Set problem –
All lines in which the word "Iddio" occurs are to be extracted.

Records shown –
====

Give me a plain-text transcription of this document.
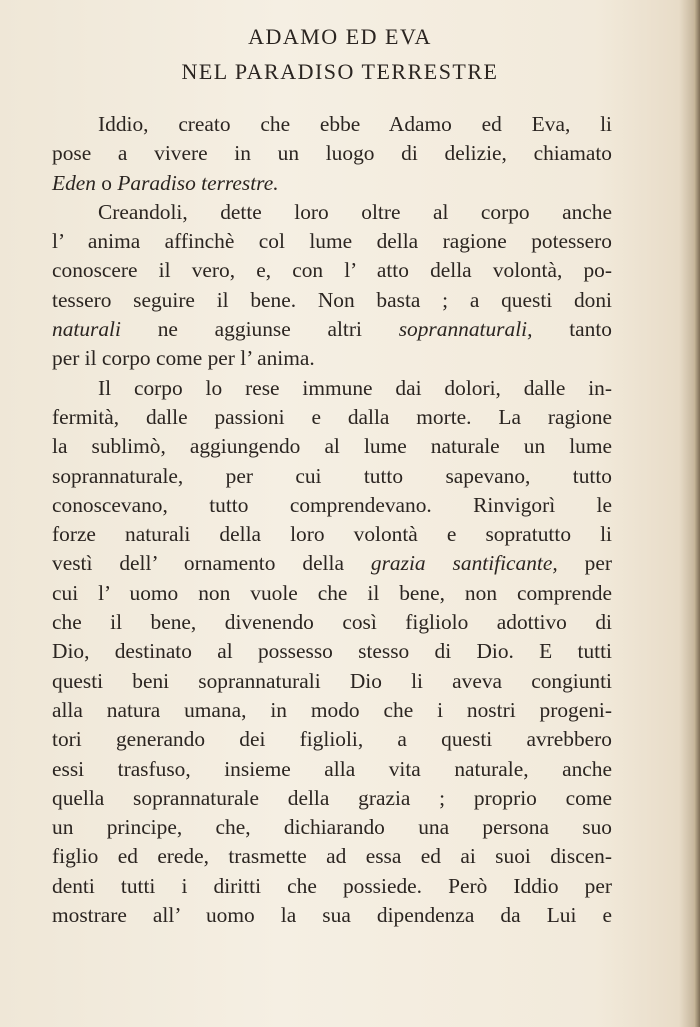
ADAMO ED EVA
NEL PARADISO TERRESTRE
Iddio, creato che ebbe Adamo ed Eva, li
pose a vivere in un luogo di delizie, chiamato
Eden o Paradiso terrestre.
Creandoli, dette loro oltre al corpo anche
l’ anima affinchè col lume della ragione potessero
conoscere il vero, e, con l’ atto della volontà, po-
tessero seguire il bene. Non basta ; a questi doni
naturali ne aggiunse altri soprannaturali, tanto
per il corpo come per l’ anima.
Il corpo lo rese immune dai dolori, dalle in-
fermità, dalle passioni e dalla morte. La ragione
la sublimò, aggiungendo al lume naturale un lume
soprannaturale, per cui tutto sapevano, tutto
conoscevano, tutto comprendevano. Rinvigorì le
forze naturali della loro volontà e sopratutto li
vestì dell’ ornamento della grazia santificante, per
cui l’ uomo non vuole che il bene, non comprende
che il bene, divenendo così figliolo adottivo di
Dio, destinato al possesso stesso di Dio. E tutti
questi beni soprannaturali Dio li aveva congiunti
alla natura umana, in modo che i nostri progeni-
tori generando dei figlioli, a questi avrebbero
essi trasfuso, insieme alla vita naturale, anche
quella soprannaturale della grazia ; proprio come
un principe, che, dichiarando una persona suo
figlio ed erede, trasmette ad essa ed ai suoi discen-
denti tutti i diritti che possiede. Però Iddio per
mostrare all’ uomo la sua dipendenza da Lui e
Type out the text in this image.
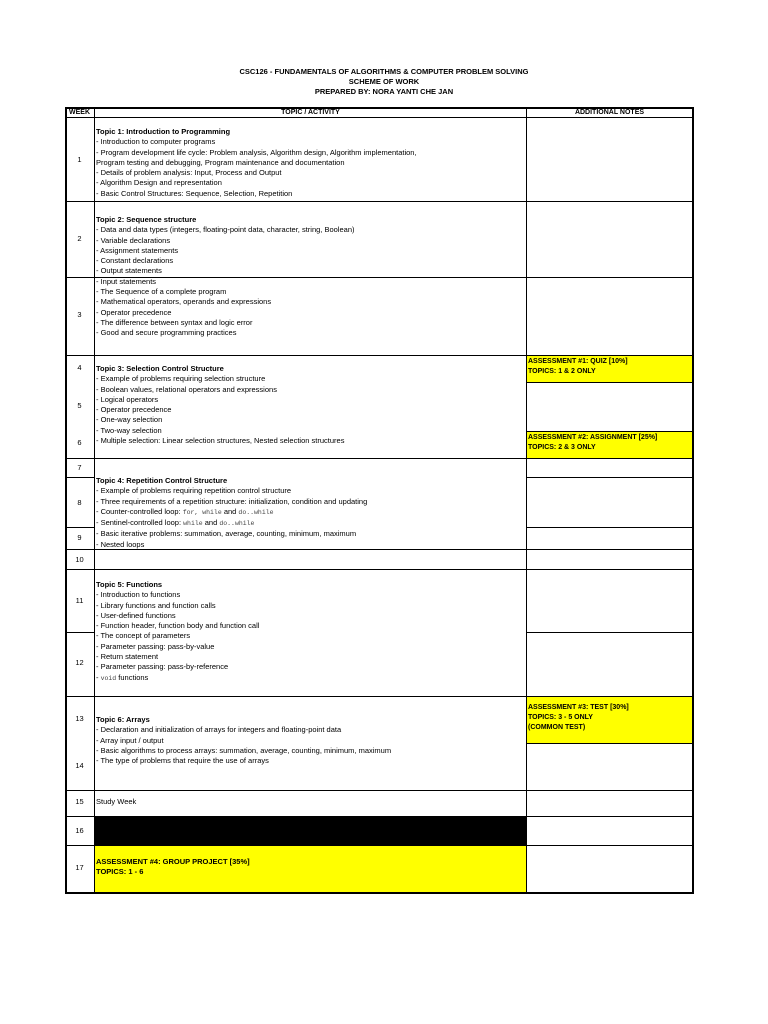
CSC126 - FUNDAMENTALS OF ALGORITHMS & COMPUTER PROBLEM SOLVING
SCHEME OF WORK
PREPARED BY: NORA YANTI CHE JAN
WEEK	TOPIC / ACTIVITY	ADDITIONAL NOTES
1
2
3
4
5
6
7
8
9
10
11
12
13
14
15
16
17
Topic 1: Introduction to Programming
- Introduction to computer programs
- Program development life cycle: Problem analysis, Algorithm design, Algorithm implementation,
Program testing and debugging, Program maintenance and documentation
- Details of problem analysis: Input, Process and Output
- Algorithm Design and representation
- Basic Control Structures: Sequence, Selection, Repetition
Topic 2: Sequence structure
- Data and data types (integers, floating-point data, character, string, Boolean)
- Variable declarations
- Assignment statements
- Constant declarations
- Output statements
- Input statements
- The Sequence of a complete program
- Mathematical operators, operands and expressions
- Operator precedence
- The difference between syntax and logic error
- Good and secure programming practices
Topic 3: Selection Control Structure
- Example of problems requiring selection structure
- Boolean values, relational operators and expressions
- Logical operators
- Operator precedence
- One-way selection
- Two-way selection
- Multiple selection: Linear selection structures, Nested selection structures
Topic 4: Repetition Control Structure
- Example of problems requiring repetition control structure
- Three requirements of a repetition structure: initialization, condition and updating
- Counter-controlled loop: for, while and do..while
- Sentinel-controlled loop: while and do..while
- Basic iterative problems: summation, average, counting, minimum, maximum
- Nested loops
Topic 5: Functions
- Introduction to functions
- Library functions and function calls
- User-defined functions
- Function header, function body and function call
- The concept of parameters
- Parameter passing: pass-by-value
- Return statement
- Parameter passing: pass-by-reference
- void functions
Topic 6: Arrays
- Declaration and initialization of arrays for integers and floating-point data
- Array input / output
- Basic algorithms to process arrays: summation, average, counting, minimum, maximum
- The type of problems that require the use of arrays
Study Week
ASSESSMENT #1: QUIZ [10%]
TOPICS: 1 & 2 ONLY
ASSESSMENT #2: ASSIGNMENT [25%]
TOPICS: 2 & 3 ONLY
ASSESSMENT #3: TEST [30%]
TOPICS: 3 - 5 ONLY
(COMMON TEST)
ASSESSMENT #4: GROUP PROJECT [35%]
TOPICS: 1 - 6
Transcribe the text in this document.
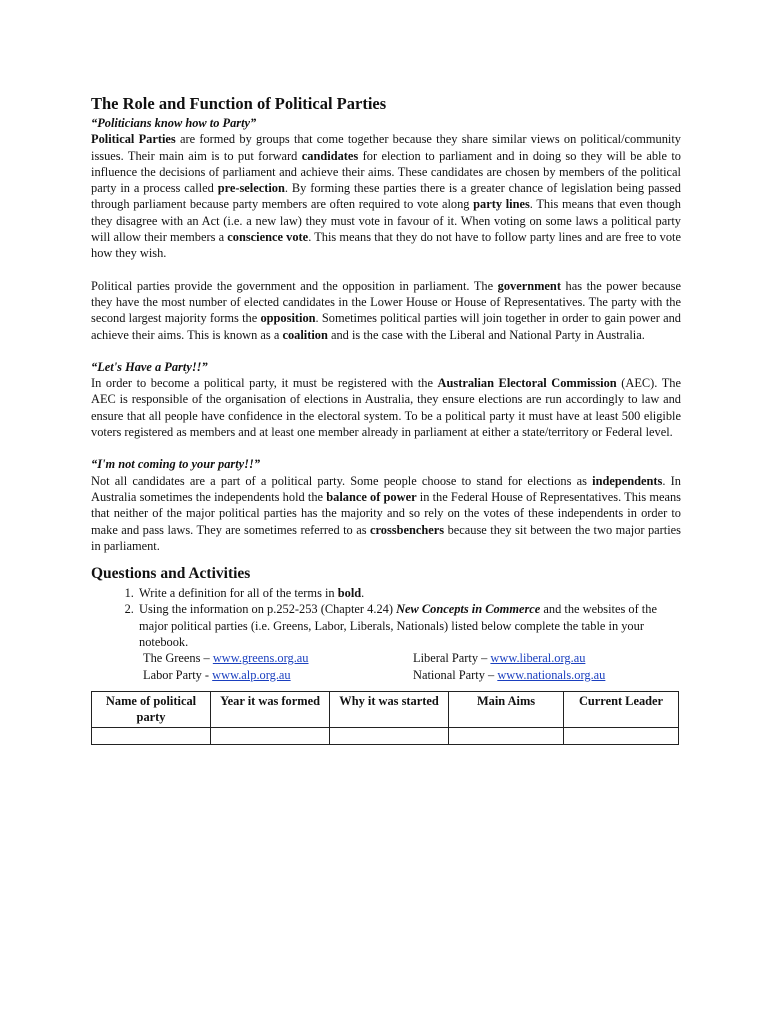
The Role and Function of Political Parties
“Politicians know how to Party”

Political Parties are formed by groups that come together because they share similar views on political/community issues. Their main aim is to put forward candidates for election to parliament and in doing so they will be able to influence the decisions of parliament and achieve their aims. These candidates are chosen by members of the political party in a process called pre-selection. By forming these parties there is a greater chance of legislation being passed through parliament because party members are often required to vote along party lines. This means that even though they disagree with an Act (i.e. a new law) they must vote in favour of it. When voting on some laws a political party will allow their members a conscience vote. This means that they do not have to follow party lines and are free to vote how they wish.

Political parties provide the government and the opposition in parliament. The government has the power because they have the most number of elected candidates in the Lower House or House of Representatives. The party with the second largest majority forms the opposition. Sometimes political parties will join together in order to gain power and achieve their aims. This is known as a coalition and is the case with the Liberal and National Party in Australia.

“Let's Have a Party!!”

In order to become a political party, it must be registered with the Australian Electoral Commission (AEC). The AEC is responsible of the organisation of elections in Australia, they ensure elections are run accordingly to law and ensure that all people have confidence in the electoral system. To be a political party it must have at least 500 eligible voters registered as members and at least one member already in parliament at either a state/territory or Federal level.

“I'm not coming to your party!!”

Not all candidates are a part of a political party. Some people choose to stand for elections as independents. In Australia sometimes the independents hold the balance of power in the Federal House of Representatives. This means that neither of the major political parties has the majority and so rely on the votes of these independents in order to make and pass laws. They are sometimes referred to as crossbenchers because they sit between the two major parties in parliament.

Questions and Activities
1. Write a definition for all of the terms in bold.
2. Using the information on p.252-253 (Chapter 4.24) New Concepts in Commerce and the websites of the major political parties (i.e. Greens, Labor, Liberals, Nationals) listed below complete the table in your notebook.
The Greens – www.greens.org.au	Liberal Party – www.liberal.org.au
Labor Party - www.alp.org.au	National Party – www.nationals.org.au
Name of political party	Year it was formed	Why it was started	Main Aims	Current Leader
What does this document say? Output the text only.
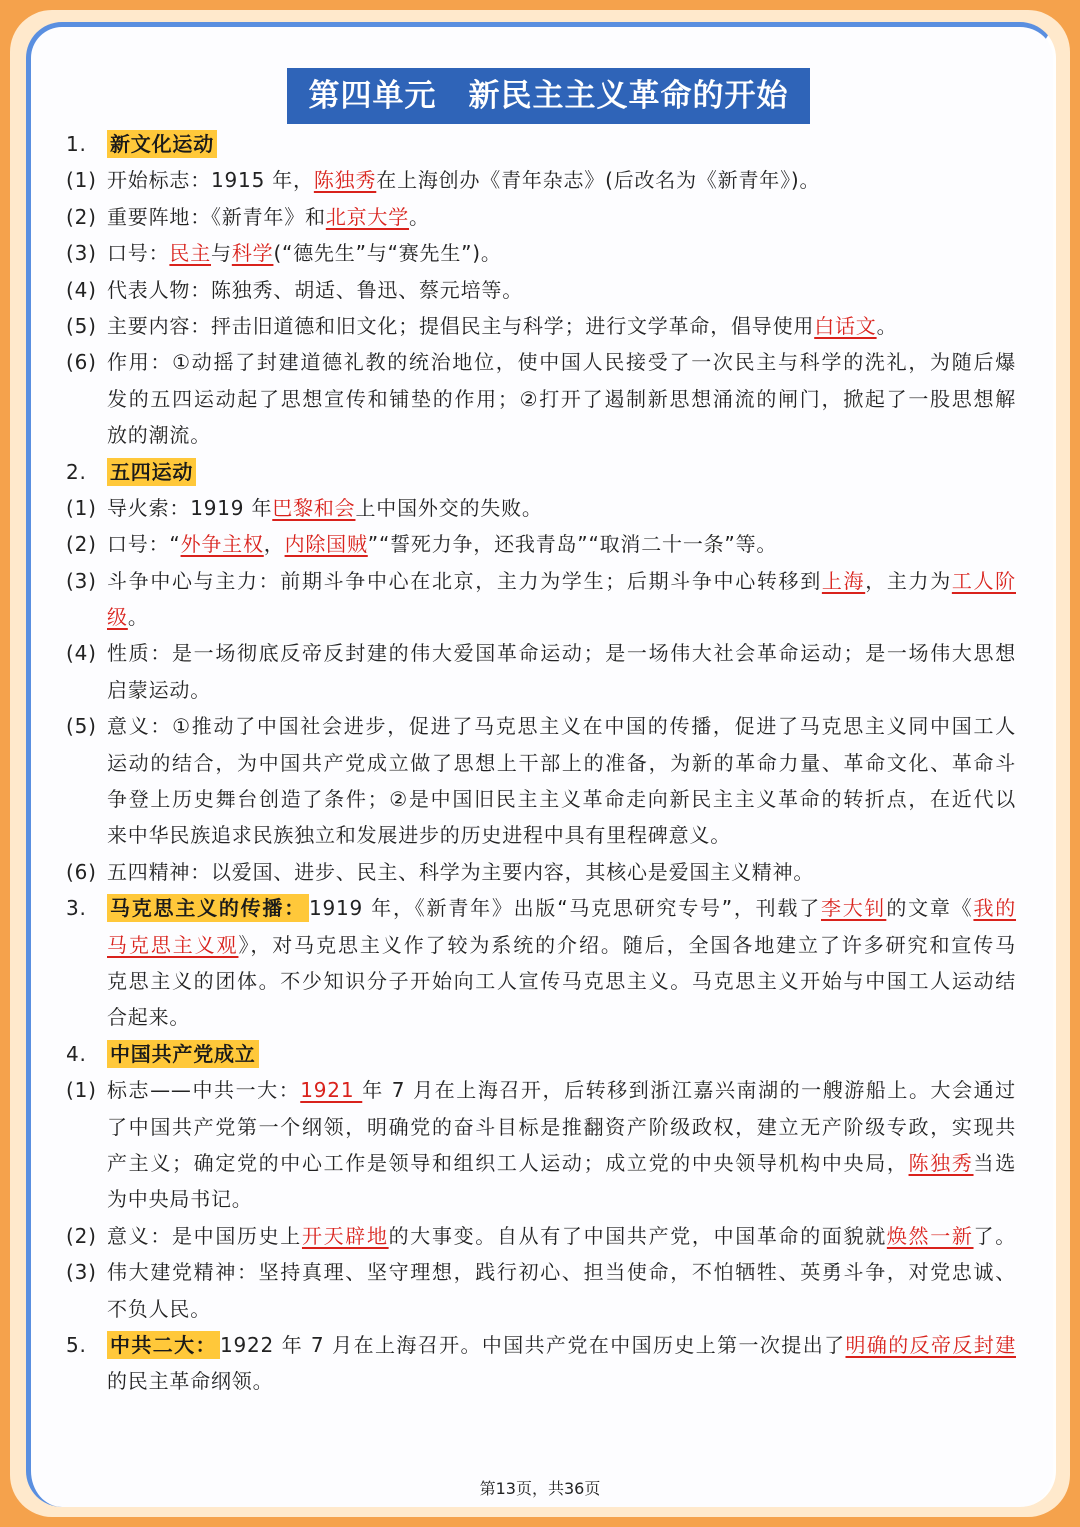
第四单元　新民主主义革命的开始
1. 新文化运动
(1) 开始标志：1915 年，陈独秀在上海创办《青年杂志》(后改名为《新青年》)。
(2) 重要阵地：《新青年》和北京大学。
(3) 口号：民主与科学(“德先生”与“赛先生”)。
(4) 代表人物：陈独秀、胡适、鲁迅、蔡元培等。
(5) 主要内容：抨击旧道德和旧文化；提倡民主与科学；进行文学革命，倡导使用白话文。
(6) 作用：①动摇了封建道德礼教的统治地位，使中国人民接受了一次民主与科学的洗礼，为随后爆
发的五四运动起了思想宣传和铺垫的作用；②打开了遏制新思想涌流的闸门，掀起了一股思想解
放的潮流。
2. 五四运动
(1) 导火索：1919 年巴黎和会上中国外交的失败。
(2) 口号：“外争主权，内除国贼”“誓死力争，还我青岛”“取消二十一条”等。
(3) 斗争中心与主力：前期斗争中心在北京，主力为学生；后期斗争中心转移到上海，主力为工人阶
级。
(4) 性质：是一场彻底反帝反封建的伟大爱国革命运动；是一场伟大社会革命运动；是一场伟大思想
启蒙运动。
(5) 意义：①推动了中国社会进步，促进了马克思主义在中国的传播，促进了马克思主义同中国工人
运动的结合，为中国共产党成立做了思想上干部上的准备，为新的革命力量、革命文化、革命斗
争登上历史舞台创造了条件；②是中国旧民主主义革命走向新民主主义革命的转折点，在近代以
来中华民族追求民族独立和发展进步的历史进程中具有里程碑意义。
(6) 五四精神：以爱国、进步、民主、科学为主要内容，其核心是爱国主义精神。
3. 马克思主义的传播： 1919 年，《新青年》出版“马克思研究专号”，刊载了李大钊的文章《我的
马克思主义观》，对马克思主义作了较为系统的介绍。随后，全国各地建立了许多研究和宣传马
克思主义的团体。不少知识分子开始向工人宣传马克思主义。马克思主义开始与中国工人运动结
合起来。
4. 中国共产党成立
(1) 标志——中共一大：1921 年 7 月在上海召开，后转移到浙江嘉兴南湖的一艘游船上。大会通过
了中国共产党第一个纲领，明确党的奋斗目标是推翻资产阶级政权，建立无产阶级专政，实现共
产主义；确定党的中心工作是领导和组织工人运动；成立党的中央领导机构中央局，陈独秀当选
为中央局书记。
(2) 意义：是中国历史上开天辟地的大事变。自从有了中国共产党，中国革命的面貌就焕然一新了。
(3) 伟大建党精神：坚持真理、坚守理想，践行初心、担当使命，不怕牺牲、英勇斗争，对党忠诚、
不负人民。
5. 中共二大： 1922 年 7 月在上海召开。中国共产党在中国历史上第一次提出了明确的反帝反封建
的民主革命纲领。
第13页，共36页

====

Answer to the problem –
Iddio, creato che ebbe Adamo ed Eva, li
denti tutti i diritti che possiede. Però Iddio per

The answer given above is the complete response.